▸ **WHAT IS ASKED**
Copy out all the records exactly.
****
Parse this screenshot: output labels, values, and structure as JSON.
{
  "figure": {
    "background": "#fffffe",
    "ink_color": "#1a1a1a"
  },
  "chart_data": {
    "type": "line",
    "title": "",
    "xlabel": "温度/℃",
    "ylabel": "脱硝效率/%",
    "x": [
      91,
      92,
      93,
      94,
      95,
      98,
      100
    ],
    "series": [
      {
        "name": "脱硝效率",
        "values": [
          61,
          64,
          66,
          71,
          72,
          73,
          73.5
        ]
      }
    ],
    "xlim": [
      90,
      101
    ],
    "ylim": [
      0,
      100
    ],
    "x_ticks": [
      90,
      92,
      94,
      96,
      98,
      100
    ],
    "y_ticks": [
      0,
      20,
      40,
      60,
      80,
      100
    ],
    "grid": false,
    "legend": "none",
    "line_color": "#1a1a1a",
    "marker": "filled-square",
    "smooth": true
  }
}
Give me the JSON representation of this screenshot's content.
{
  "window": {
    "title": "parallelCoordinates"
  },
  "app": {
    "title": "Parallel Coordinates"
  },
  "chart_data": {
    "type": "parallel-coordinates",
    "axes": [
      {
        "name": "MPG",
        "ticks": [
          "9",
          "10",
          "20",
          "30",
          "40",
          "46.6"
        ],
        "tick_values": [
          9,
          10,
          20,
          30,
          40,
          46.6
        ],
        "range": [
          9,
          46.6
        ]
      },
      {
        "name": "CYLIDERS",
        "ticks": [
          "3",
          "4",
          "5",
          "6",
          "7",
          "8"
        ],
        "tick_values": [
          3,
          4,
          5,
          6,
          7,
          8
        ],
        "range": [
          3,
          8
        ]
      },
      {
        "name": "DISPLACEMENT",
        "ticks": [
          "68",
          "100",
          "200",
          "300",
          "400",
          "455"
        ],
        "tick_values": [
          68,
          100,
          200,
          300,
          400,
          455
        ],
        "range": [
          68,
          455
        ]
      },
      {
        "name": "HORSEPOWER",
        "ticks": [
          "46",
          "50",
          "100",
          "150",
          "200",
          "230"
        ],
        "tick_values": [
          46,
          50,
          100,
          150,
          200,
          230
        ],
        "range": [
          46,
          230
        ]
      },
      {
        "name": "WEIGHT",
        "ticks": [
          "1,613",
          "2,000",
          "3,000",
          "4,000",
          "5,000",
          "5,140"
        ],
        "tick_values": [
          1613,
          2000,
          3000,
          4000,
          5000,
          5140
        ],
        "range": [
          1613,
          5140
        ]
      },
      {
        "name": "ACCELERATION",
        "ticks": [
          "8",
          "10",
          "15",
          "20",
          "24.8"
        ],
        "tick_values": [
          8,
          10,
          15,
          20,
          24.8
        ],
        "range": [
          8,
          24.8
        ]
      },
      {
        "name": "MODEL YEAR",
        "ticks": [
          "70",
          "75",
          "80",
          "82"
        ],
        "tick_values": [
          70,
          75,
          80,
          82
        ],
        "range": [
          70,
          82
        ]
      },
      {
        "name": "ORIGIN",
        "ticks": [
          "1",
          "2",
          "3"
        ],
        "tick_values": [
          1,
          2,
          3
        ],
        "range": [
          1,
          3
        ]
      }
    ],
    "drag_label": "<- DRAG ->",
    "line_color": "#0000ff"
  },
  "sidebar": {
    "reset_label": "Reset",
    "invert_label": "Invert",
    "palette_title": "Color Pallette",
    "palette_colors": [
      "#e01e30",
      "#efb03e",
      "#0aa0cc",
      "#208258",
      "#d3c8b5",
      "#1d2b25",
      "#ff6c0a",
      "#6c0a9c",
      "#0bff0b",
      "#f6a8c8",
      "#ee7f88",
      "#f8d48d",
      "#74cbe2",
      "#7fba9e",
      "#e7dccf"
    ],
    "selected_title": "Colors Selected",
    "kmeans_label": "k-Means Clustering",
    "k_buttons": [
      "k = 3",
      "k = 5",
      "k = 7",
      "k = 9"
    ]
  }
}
****
▸ **TASK OUTPUT**
Parse this screenshot: output labels, values, and structure as JSON.
{
  "figure": {
    "background": "#fffffe",
    "ink_color": "#1a1a1a"
  },
  "chart_data": {
    "type": "line",
    "title": "",
    "xlabel": "温度/℃",
    "ylabel": "脱硝效率/%",
    "x": [
      91,
      92,
      93,
      94,
      95,
      98,
      100
    ],
    "series": [
      {
        "name": "脱硝效率",
        "values": [
          61,
          64,
          66,
          71,
          72,
          73,
          73.5
        ]
      }
    ],
    "xlim": [
      90,
      101
    ],
    "ylim": [
      0,
      100
    ],
    "x_ticks": [
      90,
      92,
      94,
      96,
      98,
      100
    ],
    "y_ticks": [
      0,
      20,
      40,
      60,
      80,
      100
    ],
    "grid": false,
    "legend": "none",
    "line_color": "#1a1a1a",
    "marker": "filled-square",
    "smooth": true
  }
}
Give me the JSON representation of this screenshot's content.
{
  "window": {
    "title": "parallelCoordinates"
  },
  "app": {
    "title": "Parallel Coordinates"
  },
  "chart_data": {
    "type": "parallel-coordinates",
    "axes": [
      {
        "name": "MPG",
        "ticks": [
          "9",
          "10",
          "20",
          "30",
          "40",
          "46.6"
        ],
        "tick_values": [
          9,
          10,
          20,
          30,
          40,
          46.6
        ],
        "range": [
          9,
          46.6
        ]
      },
      {
        "name": "CYLIDERS",
        "ticks": [
          "3",
          "4",
          "5",
          "6",
          "7",
          "8"
        ],
        "tick_values": [
          3,
          4,
          5,
          6,
          7,
          8
        ],
        "range": [
          3,
          8
        ]
      },
      {
        "name": "DISPLACEMENT",
        "ticks": [
          "68",
          "100",
          "200",
          "300",
          "400",
          "455"
        ],
        "tick_values": [
          68,
          100,
          200,
          300,
          400,
          455
        ],
        "range": [
          68,
          455
        ]
      },
      {
        "name": "HORSEPOWER",
        "ticks": [
          "46",
          "50",
          "100",
          "150",
          "200",
          "230"
        ],
        "tick_values": [
          46,
          50,
          100,
          150,
          200,
          230
        ],
        "range": [
          46,
          230
        ]
      },
      {
        "name": "WEIGHT",
        "ticks": [
          "1,613",
          "2,000",
          "3,000",
          "4,000",
          "5,000",
          "5,140"
        ],
        "tick_values": [
          1613,
          2000,
          3000,
          4000,
          5000,
          5140
        ],
        "range": [
          1613,
          5140
        ]
      },
      {
        "name": "ACCELERATION",
        "ticks": [
          "8",
          "10",
          "15",
          "20",
          "24.8"
        ],
        "tick_values": [
          8,
          10,
          15,
          20,
          24.8
        ],
        "range": [
          8,
          24.8
        ]
      },
      {
        "name": "MODEL YEAR",
        "ticks": [
          "70",
          "75",
          "80",
          "82"
        ],
        "tick_values": [
          70,
          75,
          80,
          82
        ],
        "range": [
          70,
          82
        ]
      },
      {
        "name": "ORIGIN",
        "ticks": [
          "1",
          "2",
          "3"
        ],
        "tick_values": [
          1,
          2,
          3
        ],
        "range": [
          1,
          3
        ]
      }
    ],
    "drag_label": "<- DRAG ->",
    "line_color": "#0000ff"
  },
  "sidebar": {
    "reset_label": "Reset",
    "invert_label": "Invert",
    "palette_title": "Color Pallette",
    "palette_colors": [
      "#e01e30",
      "#efb03e",
      "#0aa0cc",
      "#208258",
      "#d3c8b5",
      "#1d2b25",
      "#ff6c0a",
      "#6c0a9c",
      "#0bff0b",
      "#f6a8c8",
      "#ee7f88",
      "#f8d48d",
      "#74cbe2",
      "#7fba9e",
      "#e7dccf"
    ],
    "selected_title": "Colors Selected",
    "kmeans_label": "k-Means Clustering",
    "k_buttons": [
      "k = 3",
      "k = 5",
      "k = 7",
      "k = 9"
    ]
  }
}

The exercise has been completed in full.